▶ _Listed records_
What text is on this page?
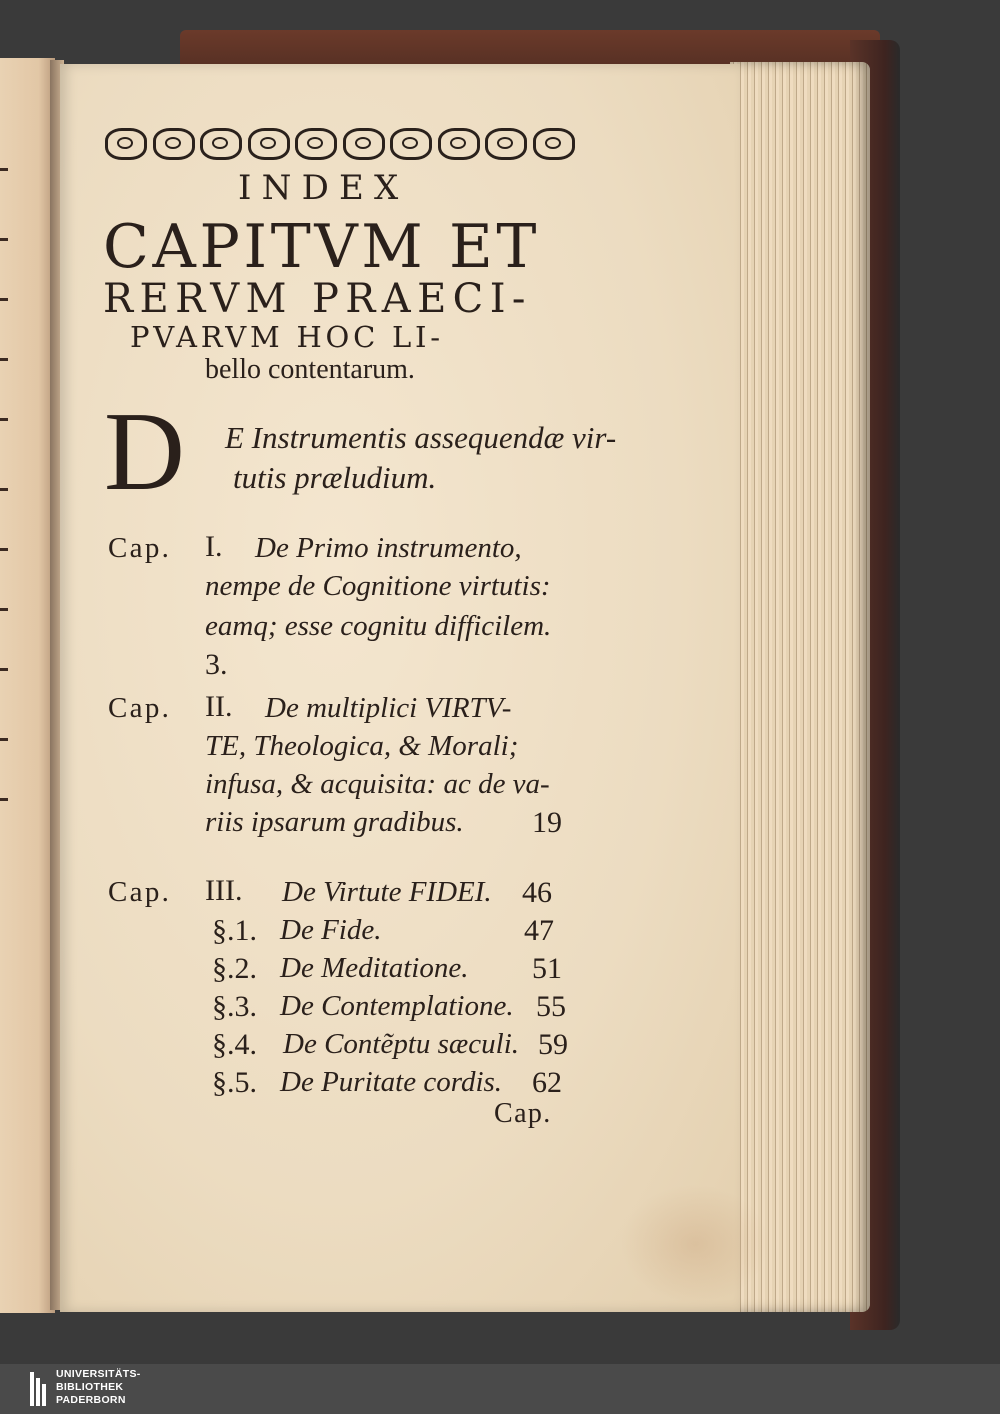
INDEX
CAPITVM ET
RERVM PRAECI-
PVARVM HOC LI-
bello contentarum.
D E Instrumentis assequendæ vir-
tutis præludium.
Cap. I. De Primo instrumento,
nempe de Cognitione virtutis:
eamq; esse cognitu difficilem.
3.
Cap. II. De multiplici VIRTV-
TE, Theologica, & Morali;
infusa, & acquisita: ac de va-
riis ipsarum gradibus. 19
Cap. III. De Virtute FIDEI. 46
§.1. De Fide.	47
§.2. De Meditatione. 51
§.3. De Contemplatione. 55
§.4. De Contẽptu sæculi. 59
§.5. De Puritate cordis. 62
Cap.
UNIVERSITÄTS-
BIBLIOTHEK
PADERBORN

---

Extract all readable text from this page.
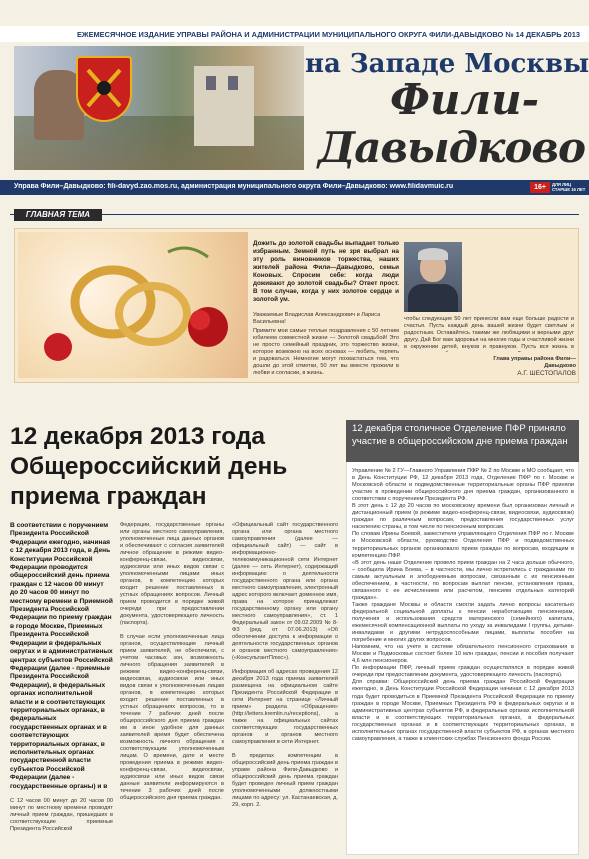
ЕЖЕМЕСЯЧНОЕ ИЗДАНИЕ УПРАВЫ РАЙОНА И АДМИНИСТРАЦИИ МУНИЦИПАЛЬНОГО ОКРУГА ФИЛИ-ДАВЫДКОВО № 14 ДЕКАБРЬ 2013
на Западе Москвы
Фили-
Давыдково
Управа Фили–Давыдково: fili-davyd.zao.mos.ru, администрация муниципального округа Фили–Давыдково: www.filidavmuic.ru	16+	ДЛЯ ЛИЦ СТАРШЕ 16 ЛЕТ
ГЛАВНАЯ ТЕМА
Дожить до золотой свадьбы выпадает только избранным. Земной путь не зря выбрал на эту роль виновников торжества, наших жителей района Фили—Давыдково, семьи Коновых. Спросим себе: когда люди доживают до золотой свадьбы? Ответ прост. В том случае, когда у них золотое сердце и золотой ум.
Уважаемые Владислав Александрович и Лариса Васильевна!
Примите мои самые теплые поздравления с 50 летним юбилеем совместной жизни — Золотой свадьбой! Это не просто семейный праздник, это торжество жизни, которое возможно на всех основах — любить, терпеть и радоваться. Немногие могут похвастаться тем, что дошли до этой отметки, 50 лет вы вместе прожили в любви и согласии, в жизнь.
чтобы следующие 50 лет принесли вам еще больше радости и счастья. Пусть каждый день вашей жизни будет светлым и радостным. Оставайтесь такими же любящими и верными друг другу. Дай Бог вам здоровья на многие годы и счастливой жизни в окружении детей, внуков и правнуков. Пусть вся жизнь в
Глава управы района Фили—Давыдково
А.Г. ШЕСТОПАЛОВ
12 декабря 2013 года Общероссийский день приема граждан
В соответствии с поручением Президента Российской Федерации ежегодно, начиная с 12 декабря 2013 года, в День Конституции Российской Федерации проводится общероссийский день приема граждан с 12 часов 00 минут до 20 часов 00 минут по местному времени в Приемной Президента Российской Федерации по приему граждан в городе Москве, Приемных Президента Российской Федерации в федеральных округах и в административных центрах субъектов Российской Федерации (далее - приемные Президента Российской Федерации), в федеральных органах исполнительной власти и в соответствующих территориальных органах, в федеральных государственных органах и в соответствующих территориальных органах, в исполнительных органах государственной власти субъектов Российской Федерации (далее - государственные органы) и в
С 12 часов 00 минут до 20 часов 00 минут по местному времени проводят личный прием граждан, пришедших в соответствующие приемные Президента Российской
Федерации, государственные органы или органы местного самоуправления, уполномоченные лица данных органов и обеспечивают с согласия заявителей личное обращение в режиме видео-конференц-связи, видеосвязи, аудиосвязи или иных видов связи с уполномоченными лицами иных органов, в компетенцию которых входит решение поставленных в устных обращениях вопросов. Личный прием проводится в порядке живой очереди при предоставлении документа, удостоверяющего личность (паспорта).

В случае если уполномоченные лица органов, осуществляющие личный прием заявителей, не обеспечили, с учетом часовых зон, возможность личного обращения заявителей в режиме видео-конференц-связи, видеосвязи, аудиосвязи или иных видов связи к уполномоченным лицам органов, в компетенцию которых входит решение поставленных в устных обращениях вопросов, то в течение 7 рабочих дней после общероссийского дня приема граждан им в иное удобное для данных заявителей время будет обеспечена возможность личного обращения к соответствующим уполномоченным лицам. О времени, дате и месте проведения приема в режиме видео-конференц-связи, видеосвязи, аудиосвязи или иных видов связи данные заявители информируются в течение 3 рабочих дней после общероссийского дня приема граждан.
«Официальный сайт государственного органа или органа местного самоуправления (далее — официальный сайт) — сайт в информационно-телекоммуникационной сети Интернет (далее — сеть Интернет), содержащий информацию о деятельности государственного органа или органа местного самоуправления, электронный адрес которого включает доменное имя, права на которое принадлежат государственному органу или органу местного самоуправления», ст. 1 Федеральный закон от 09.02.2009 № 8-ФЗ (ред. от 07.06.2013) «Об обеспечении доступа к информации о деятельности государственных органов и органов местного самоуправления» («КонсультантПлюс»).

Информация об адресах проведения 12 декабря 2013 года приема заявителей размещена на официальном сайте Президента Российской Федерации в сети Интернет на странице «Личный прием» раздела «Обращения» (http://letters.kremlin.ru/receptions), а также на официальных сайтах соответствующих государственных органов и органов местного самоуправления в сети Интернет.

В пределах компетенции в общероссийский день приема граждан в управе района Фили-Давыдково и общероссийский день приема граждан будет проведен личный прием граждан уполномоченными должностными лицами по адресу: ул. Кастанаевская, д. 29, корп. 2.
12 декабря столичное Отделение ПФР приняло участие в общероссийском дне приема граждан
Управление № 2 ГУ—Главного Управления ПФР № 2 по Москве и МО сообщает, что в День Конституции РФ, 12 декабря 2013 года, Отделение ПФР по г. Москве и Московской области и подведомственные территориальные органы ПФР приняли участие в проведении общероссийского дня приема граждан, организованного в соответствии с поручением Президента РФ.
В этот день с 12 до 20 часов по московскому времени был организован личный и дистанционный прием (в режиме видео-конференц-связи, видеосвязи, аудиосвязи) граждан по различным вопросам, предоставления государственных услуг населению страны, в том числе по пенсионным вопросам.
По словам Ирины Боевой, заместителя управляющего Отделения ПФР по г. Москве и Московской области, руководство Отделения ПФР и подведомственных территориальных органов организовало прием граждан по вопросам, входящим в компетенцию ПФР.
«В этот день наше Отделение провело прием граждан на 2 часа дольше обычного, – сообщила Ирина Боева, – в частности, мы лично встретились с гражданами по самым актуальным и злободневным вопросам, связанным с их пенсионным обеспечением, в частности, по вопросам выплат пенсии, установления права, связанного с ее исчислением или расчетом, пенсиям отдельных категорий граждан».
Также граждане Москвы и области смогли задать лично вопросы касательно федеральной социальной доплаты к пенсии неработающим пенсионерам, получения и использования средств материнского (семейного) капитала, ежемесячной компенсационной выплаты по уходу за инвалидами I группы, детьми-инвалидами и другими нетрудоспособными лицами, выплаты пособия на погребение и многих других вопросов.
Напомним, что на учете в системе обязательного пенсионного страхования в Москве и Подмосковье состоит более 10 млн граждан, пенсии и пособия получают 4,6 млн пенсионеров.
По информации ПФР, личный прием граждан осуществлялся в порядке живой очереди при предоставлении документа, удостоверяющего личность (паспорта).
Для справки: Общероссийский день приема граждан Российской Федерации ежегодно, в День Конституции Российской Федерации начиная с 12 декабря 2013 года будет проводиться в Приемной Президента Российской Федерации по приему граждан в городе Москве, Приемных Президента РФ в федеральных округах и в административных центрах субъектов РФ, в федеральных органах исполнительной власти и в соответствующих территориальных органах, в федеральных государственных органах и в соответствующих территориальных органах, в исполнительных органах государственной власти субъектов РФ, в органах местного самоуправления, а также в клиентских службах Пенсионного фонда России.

▶ _What this task involves_
Of all the lines in the material above, how many contain the word "уполномоченными"? Give only the count.

▶ _Completed task_
2